Begin INPUT RECORDS

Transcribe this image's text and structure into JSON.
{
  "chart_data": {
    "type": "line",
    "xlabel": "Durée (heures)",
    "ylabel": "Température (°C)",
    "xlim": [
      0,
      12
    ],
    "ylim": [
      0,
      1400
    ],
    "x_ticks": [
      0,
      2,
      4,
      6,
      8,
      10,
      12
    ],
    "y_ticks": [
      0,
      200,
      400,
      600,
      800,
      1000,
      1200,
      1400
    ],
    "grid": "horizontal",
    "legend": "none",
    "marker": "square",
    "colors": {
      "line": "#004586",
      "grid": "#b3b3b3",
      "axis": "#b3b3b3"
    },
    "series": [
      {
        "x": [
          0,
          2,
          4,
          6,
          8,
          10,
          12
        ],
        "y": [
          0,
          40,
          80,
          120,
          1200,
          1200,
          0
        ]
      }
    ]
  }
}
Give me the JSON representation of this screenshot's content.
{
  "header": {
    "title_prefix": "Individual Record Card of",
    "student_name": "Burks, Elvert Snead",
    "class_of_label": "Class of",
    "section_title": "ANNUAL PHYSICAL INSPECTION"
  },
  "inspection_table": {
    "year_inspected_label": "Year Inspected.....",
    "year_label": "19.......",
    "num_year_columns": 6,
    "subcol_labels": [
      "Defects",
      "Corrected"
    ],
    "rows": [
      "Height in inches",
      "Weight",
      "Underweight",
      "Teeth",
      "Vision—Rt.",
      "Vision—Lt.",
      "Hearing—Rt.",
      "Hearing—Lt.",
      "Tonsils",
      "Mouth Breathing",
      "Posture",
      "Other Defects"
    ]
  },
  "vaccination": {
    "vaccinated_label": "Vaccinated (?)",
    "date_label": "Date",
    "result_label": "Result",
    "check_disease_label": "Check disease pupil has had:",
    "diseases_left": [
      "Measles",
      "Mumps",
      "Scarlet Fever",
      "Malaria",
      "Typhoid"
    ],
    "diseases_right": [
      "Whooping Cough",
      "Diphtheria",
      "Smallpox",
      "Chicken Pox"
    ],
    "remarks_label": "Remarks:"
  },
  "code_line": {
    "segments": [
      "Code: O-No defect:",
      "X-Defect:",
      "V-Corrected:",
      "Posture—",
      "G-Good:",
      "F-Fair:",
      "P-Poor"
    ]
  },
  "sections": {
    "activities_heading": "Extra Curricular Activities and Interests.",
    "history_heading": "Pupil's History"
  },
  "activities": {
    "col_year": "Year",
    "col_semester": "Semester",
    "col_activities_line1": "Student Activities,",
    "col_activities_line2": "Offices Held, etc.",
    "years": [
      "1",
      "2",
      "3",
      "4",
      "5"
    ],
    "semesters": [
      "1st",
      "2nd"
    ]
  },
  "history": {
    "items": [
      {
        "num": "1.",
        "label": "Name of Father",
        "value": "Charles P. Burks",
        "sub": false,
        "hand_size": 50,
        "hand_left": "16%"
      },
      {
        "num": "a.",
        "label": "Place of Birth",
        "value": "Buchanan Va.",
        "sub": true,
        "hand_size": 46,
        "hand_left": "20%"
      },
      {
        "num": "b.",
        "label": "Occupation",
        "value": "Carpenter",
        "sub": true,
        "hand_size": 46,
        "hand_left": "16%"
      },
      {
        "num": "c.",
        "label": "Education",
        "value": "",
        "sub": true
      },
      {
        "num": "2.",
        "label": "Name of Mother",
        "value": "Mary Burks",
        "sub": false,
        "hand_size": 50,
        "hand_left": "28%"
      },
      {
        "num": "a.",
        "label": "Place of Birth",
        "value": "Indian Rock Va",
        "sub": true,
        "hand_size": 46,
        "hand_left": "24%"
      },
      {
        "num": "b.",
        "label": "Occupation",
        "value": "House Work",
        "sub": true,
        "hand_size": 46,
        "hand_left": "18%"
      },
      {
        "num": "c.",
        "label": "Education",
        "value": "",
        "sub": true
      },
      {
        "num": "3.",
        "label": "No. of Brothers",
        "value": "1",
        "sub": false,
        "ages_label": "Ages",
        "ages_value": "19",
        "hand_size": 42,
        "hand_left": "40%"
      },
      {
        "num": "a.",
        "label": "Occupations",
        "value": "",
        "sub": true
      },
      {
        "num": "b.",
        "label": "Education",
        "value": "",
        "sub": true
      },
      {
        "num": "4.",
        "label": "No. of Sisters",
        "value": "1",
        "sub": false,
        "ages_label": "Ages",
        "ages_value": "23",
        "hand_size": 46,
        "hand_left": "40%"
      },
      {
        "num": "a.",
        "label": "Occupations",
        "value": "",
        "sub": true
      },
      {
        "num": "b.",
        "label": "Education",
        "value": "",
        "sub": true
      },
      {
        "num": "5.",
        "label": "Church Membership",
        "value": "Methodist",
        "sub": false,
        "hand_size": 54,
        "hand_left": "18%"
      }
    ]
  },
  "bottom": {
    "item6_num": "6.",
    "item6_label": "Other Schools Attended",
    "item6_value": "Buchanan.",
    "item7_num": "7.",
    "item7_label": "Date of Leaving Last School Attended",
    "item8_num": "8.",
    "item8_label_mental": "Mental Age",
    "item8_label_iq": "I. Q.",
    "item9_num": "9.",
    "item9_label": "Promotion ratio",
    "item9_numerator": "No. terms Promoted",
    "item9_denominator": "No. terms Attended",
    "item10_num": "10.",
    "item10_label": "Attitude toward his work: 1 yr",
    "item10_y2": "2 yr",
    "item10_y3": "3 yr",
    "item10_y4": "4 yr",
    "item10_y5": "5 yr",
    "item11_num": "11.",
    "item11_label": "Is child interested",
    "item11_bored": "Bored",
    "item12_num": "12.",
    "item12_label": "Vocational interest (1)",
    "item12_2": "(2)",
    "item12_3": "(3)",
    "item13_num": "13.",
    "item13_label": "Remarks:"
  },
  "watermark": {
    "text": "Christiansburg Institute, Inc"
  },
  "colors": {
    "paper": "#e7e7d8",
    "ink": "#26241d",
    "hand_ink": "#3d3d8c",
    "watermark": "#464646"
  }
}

End INPUT RECORDS

### TASK DETAILS
Collect each line of the entries that has the word "Remarks", copying it in full.

### ANSWER IN FULL
    "remarks_label": "Remarks:"
    "item13_label": "Remarks:"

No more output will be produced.